Stored records

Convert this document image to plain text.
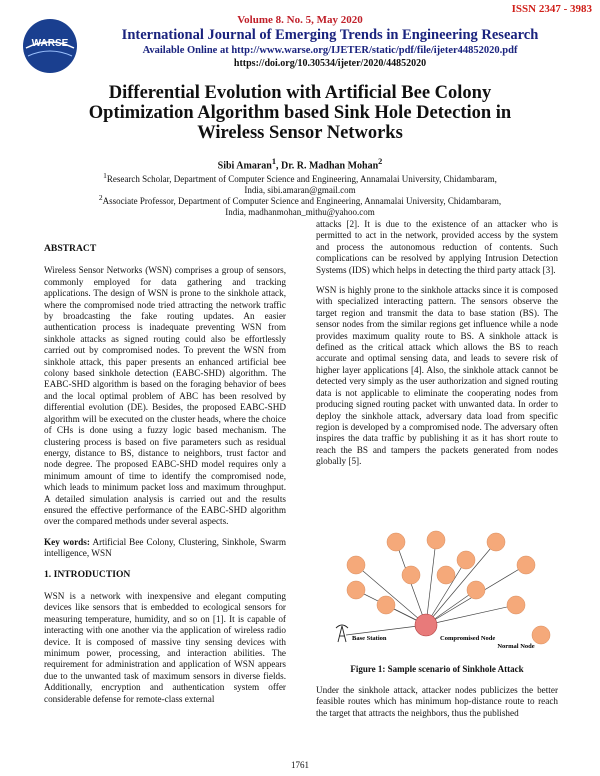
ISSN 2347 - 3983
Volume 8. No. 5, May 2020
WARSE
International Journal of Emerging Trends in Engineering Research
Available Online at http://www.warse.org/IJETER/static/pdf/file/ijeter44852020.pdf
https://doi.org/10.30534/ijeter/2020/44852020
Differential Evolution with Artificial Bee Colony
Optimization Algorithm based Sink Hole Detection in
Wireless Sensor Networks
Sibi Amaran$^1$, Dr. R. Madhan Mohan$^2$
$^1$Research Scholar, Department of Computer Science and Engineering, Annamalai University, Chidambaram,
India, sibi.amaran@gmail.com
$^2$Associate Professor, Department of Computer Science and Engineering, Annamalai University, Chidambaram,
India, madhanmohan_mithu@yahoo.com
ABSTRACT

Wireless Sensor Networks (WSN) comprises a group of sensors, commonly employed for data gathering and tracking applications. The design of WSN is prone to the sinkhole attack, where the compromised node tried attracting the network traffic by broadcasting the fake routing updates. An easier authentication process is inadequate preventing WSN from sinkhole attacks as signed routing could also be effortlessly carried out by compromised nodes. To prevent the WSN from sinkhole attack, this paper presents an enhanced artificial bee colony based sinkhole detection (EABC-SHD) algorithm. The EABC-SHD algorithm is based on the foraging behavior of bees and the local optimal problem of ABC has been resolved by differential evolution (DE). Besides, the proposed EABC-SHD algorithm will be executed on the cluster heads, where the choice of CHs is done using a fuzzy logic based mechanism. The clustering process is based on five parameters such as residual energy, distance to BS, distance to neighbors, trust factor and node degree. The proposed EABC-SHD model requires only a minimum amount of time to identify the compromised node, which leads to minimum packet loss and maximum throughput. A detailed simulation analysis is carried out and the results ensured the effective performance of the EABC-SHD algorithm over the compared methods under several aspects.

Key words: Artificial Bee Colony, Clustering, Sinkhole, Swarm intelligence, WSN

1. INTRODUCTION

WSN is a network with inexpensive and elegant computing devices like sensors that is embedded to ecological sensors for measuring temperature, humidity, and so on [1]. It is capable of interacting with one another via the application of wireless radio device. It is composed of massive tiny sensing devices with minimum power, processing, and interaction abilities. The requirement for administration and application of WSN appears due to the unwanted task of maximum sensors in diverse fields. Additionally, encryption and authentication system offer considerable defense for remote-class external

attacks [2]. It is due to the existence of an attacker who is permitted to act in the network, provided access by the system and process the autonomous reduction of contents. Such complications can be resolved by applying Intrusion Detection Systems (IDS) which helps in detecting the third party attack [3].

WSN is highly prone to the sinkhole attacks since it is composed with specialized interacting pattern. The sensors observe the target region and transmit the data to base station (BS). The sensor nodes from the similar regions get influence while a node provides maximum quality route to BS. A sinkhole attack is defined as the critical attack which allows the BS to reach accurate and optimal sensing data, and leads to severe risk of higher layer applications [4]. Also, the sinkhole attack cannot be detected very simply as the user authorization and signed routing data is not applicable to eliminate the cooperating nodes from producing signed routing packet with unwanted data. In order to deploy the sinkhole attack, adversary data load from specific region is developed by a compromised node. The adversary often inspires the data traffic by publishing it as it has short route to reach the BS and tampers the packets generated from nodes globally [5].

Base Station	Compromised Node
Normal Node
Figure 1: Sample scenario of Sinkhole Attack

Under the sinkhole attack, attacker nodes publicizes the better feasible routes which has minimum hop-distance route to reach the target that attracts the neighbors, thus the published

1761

---

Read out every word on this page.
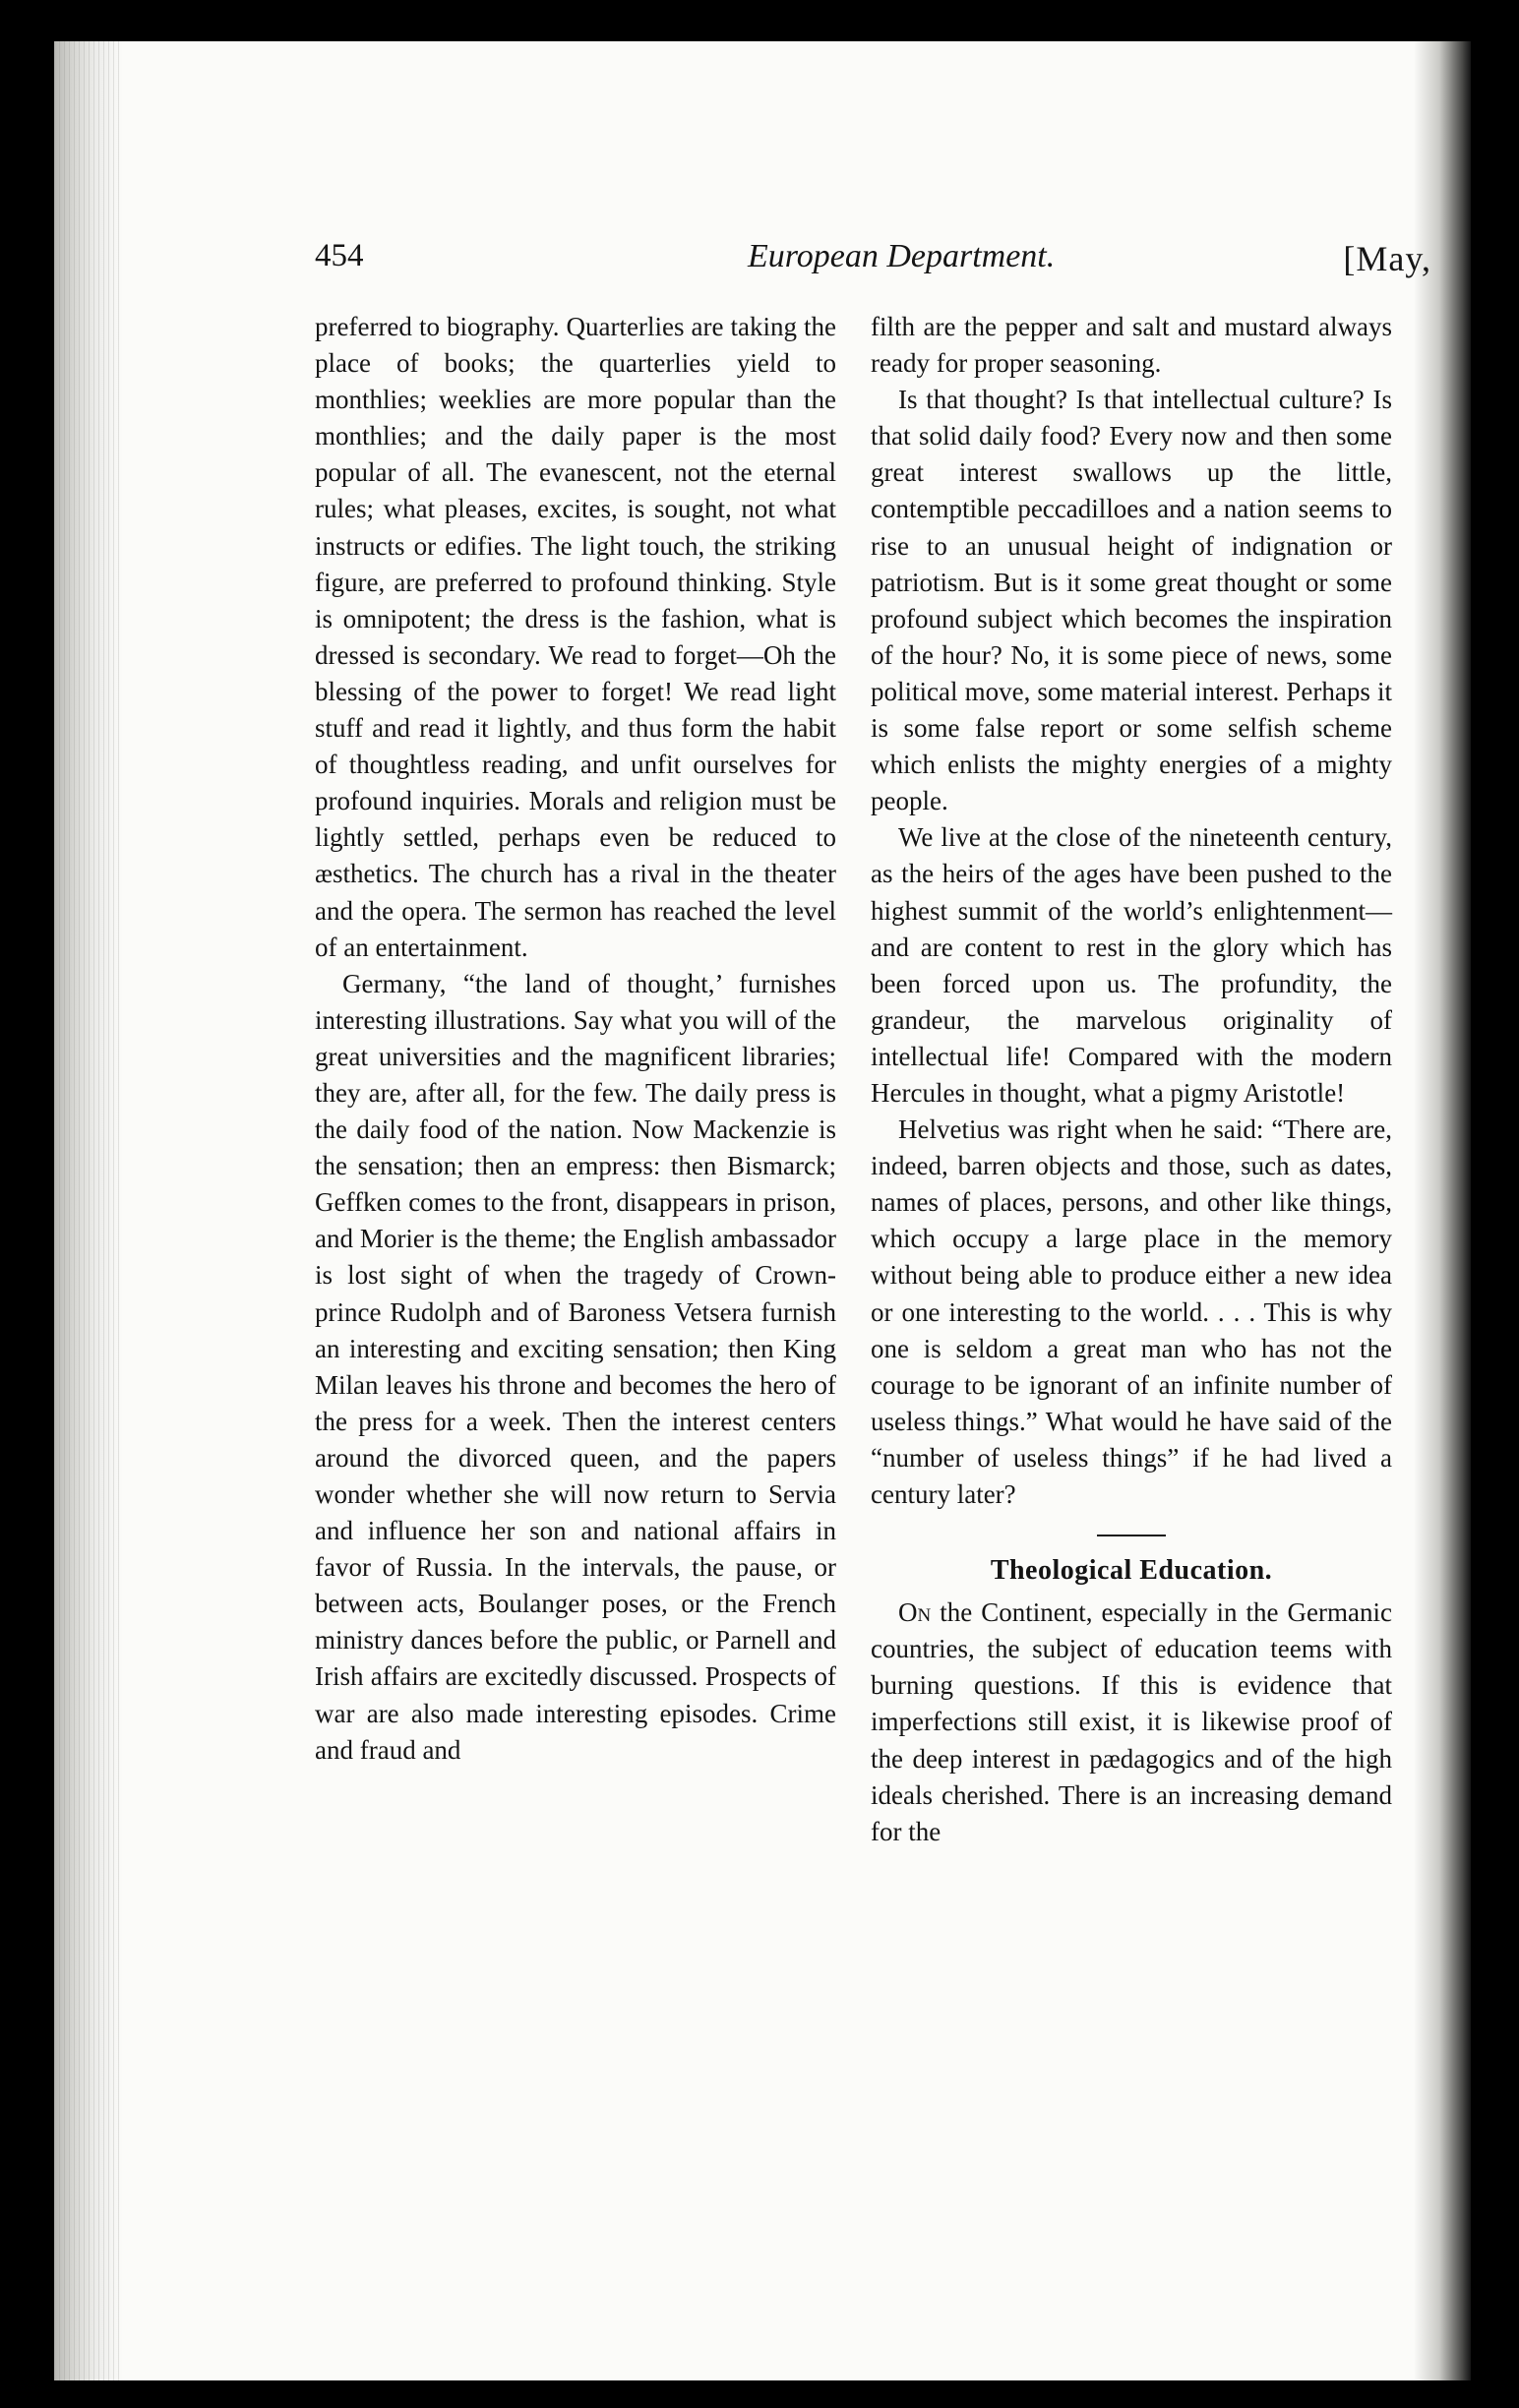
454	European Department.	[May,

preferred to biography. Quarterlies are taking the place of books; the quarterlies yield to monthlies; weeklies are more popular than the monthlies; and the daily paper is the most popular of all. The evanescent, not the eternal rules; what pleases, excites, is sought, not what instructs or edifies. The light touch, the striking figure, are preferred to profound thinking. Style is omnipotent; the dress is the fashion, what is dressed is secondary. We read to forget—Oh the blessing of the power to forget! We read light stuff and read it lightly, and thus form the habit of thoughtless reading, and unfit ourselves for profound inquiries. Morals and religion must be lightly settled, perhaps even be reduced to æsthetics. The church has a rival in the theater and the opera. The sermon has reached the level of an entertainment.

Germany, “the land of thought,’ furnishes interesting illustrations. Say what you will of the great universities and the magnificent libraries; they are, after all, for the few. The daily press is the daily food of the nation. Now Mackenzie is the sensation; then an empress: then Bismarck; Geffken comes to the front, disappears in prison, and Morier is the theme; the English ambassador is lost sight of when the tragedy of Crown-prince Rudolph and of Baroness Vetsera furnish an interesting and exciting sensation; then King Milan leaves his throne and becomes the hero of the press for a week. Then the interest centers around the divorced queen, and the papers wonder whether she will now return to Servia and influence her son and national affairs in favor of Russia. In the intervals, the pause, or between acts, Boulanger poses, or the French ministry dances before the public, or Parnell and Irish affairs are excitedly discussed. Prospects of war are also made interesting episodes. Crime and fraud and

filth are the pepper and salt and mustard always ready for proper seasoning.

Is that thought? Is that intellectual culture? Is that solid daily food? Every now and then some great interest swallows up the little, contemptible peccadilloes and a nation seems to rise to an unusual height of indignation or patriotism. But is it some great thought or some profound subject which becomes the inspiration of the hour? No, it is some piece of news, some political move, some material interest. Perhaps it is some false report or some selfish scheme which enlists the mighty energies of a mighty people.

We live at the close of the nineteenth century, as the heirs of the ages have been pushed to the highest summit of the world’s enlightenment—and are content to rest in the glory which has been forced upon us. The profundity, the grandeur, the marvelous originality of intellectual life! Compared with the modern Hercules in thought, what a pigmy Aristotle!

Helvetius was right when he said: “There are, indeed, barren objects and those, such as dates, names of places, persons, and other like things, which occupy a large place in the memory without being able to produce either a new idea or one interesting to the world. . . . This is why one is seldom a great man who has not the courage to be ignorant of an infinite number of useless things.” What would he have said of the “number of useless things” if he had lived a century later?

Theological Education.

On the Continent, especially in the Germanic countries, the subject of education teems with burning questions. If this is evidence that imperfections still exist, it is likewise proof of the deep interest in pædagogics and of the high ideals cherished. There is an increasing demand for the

### Given request:
Which lines above contain "India"? Show each of them.

### Answer to this exercise:
India, sibi.amaran@gmail.com
India, madhanmohan_mithu@yahoo.com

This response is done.